**INSTRUCTIONS FOR THE TASK**
Copy out the entries below precisely; nothing is to be omitted.
....................
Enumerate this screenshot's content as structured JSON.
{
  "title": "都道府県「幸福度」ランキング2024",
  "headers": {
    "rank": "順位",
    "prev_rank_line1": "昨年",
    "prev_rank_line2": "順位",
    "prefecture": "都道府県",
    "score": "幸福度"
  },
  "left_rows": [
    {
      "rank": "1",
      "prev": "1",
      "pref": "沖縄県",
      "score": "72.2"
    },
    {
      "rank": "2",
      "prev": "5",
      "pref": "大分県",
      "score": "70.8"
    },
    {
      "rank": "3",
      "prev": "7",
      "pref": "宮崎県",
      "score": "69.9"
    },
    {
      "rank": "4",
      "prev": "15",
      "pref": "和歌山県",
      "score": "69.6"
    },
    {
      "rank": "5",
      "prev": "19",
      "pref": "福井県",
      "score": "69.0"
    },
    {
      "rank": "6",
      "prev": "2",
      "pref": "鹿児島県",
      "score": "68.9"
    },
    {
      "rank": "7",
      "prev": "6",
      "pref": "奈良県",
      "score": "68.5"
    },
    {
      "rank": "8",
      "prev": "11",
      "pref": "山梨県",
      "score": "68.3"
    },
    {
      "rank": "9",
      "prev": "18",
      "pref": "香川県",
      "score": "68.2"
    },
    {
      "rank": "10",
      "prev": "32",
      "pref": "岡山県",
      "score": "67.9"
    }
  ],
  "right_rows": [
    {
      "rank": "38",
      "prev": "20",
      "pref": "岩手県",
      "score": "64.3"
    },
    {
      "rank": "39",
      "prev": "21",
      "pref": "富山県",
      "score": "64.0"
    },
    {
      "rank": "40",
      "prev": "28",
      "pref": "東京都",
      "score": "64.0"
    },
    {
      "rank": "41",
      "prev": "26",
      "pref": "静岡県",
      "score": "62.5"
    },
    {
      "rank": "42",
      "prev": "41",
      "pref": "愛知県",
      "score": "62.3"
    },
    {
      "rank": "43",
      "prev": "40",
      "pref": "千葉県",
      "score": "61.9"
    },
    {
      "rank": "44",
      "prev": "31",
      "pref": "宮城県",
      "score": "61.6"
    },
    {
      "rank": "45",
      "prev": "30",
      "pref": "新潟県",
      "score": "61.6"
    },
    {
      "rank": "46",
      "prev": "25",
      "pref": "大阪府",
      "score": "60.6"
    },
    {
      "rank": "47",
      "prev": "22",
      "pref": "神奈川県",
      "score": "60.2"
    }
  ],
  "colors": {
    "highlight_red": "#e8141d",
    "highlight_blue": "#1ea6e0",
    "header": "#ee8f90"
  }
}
....................
**TASK ANSWER**
Enumerate this screenshot's content as structured JSON.
{
  "title": "都道府県「幸福度」ランキング2024",
  "headers": {
    "rank": "順位",
    "prev_rank_line1": "昨年",
    "prev_rank_line2": "順位",
    "prefecture": "都道府県",
    "score": "幸福度"
  },
  "left_rows": [
    {
      "rank": "1",
      "prev": "1",
      "pref": "沖縄県",
      "score": "72.2"
    },
    {
      "rank": "2",
      "prev": "5",
      "pref": "大分県",
      "score": "70.8"
    },
    {
      "rank": "3",
      "prev": "7",
      "pref": "宮崎県",
      "score": "69.9"
    },
    {
      "rank": "4",
      "prev": "15",
      "pref": "和歌山県",
      "score": "69.6"
    },
    {
      "rank": "5",
      "prev": "19",
      "pref": "福井県",
      "score": "69.0"
    },
    {
      "rank": "6",
      "prev": "2",
      "pref": "鹿児島県",
      "score": "68.9"
    },
    {
      "rank": "7",
      "prev": "6",
      "pref": "奈良県",
      "score": "68.5"
    },
    {
      "rank": "8",
      "prev": "11",
      "pref": "山梨県",
      "score": "68.3"
    },
    {
      "rank": "9",
      "prev": "18",
      "pref": "香川県",
      "score": "68.2"
    },
    {
      "rank": "10",
      "prev": "32",
      "pref": "岡山県",
      "score": "67.9"
    }
  ],
  "right_rows": [
    {
      "rank": "38",
      "prev": "20",
      "pref": "岩手県",
      "score": "64.3"
    },
    {
      "rank": "39",
      "prev": "21",
      "pref": "富山県",
      "score": "64.0"
    },
    {
      "rank": "40",
      "prev": "28",
      "pref": "東京都",
      "score": "64.0"
    },
    {
      "rank": "41",
      "prev": "26",
      "pref": "静岡県",
      "score": "62.5"
    },
    {
      "rank": "42",
      "prev": "41",
      "pref": "愛知県",
      "score": "62.3"
    },
    {
      "rank": "43",
      "prev": "40",
      "pref": "千葉県",
      "score": "61.9"
    },
    {
      "rank": "44",
      "prev": "31",
      "pref": "宮城県",
      "score": "61.6"
    },
    {
      "rank": "45",
      "prev": "30",
      "pref": "新潟県",
      "score": "61.6"
    },
    {
      "rank": "46",
      "prev": "25",
      "pref": "大阪府",
      "score": "60.6"
    },
    {
      "rank": "47",
      "prev": "22",
      "pref": "神奈川県",
      "score": "60.2"
    }
  ],
  "colors": {
    "highlight_red": "#e8141d",
    "highlight_blue": "#1ea6e0",
    "header": "#ee8f90"
  }
}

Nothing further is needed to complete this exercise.